**Description of the task**
Pictures don't belong in the copy; print all the records exactly.

Dataset excerpts:

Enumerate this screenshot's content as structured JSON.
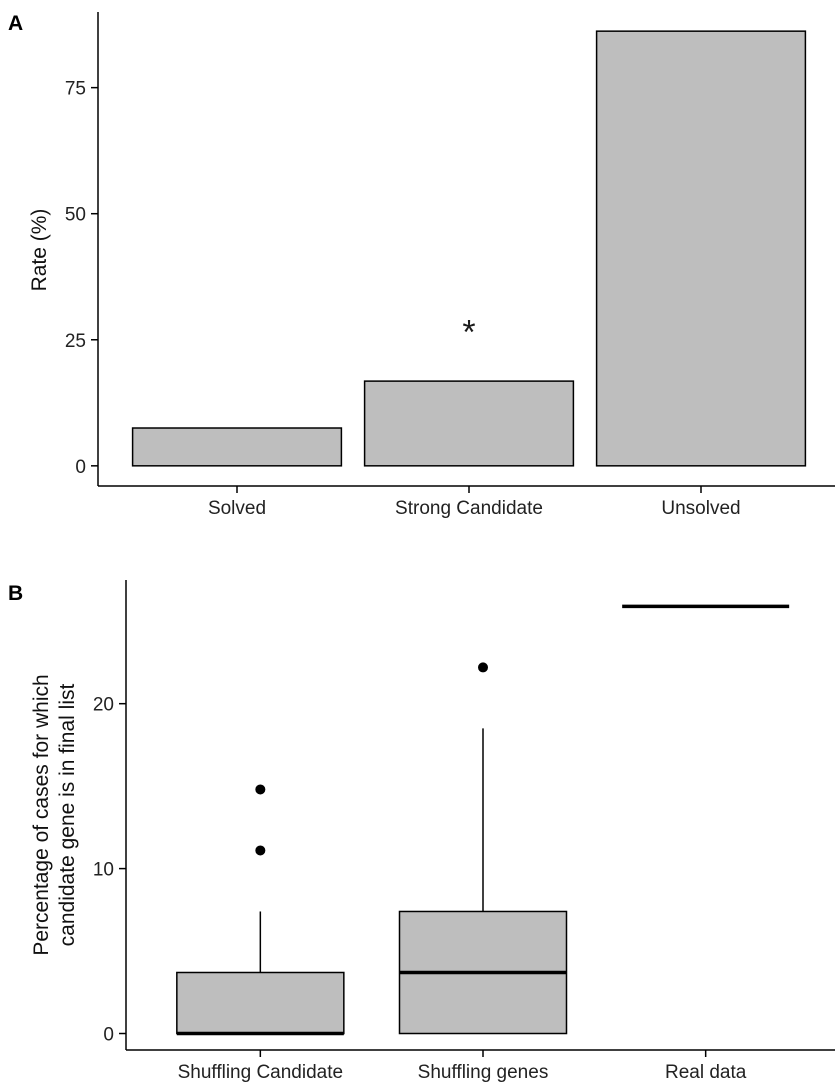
{
  "chart_data": [
    {
      "panel": "A",
      "type": "bar",
      "title": "",
      "xlabel": "",
      "ylabel": "Rate (%)",
      "categories": [
        "Solved",
        "Strong Candidate",
        "Unsolved"
      ],
      "values": [
        7.5,
        16.8,
        86.2
      ],
      "ylim": [
        -4,
        90
      ],
      "yticks": [
        0,
        25,
        50,
        75
      ],
      "annotations": [
        {
          "category": "Strong Candidate",
          "text": "*",
          "y": 27
        }
      ],
      "bar_color": "#bebebe",
      "grid": false,
      "legend": "none"
    },
    {
      "panel": "B",
      "type": "box",
      "title": "",
      "xlabel": "",
      "ylabel_lines": [
        "Percentage of cases for which",
        "candidate gene is in final list"
      ],
      "categories": [
        "Shuffling Candidate",
        "Shuffling genes",
        "Real data"
      ],
      "boxes": [
        {
          "q1": 0,
          "median": 0,
          "q3": 3.7,
          "whisker_low": 0,
          "whisker_high": 7.4,
          "outliers": [
            11.1,
            14.8
          ]
        },
        {
          "q1": 0,
          "median": 3.7,
          "q3": 7.4,
          "whisker_low": 0,
          "whisker_high": 18.5,
          "outliers": [
            22.2
          ]
        },
        {
          "q1": 25.9,
          "median": 25.9,
          "q3": 25.9,
          "whisker_low": 25.9,
          "whisker_high": 25.9,
          "outliers": []
        }
      ],
      "ylim": [
        -1,
        27.5
      ],
      "yticks": [
        0,
        10,
        20
      ],
      "box_color": "#bebebe",
      "grid": false,
      "legend": "none"
    }
  ]
}
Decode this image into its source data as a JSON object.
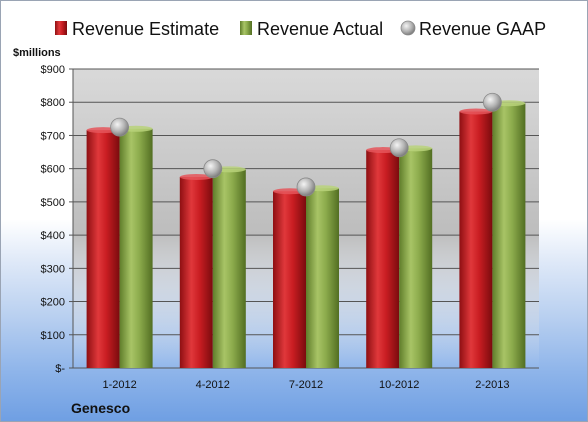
{
  "chart_data": {
    "type": "bar",
    "title": "",
    "unit_label": "$millions",
    "company": "Genesco",
    "categories": [
      "1-2012",
      "4-2012",
      "7-2012",
      "10-2012",
      "2-2013"
    ],
    "series": [
      {
        "name": "Revenue Estimate",
        "kind": "bar",
        "color": "#cc1f24",
        "values": [
          716,
          575,
          532,
          656,
          772
        ]
      },
      {
        "name": "Revenue Actual",
        "kind": "bar",
        "color": "#8cab4c",
        "values": [
          720,
          598,
          541,
          661,
          797
        ]
      },
      {
        "name": "Revenue GAAP",
        "kind": "marker",
        "color": "#a9a9a9",
        "values": [
          725,
          600,
          545,
          663,
          800
        ]
      }
    ],
    "ylim": [
      0,
      900
    ],
    "yticks": [
      "$-",
      "$100",
      "$200",
      "$300",
      "$400",
      "$500",
      "$600",
      "$700",
      "$800",
      "$900"
    ],
    "grid": true,
    "legend_position": "top"
  }
}
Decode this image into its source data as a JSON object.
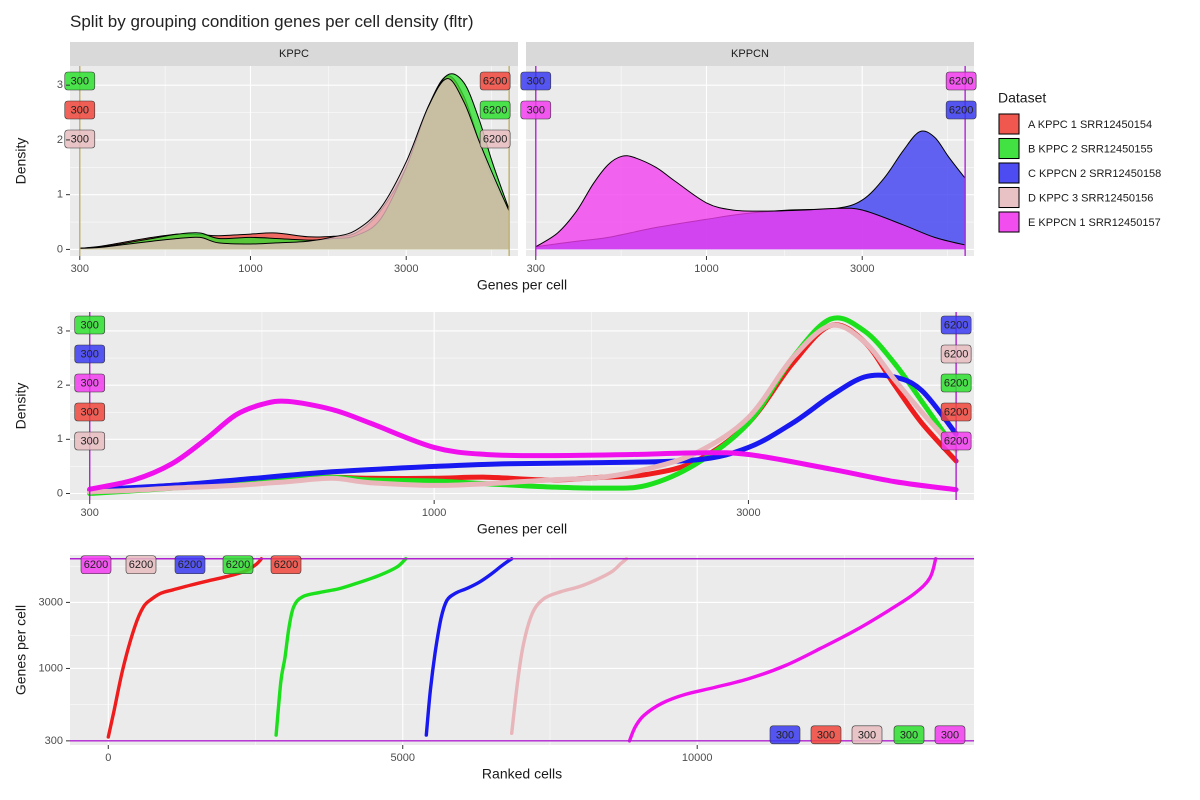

**Written solution**
Enumerate this screenshot's content as structured JSON.
{
  "chart_data": [
    {
      "panel": "A",
      "type": "bar",
      "title": "",
      "xlabel": "",
      "ylabel": "Rate (%)",
      "categories": [
        "Solved",
        "Strong Candidate",
        "Unsolved"
      ],
      "values": [
        7.5,
        16.8,
        86.2
      ],
      "ylim": [
        -4,
        90
      ],
      "yticks": [
        0,
        25,
        50,
        75
      ],
      "annotations": [
        {
          "category": "Strong Candidate",
          "text": "*",
          "y": 27
        }
      ],
      "bar_color": "#bebebe",
      "grid": false,
      "legend": "none"
    },
    {
      "panel": "B",
      "type": "box",
      "title": "",
      "xlabel": "",
      "ylabel_lines": [
        "Percentage of cases for which",
        "candidate gene is in final list"
      ],
      "categories": [
        "Shuffling Candidate",
        "Shuffling genes",
        "Real data"
      ],
      "boxes": [
        {
          "q1": 0,
          "median": 0,
          "q3": 3.7,
          "whisker_low": 0,
          "whisker_high": 7.4,
          "outliers": [
            11.1,
            14.8
          ]
        },
        {
          "q1": 0,
          "median": 3.7,
          "q3": 7.4,
          "whisker_low": 0,
          "whisker_high": 18.5,
          "outliers": [
            22.2
          ]
        },
        {
          "q1": 25.9,
          "median": 25.9,
          "q3": 25.9,
          "whisker_low": 25.9,
          "whisker_high": 25.9,
          "outliers": []
        }
      ],
      "ylim": [
        -1,
        27.5
      ],
      "yticks": [
        0,
        10,
        20
      ],
      "box_color": "#bebebe",
      "grid": false,
      "legend": "none"
    }
  ]
}
Decode this image into its source data as a JSON object.
{
  "chart_data": {
    "type": "bar",
    "title": "",
    "unit_label": "$millions",
    "company": "Genesco",
    "categories": [
      "1-2012",
      "4-2012",
      "7-2012",
      "10-2012",
      "2-2013"
    ],
    "series": [
      {
        "name": "Revenue Estimate",
        "kind": "bar",
        "color": "#cc1f24",
        "values": [
          716,
          575,
          532,
          656,
          772
        ]
      },
      {
        "name": "Revenue Actual",
        "kind": "bar",
        "color": "#8cab4c",
        "values": [
          720,
          598,
          541,
          661,
          797
        ]
      },
      {
        "name": "Revenue GAAP",
        "kind": "marker",
        "color": "#a9a9a9",
        "values": [
          725,
          600,
          545,
          663,
          800
        ]
      }
    ],
    "ylim": [
      0,
      900
    ],
    "yticks": [
      "$-",
      "$100",
      "$200",
      "$300",
      "$400",
      "$500",
      "$600",
      "$700",
      "$800",
      "$900"
    ],
    "grid": true,
    "legend_position": "top"
  }
}
Decode this image into its source data as a JSON object.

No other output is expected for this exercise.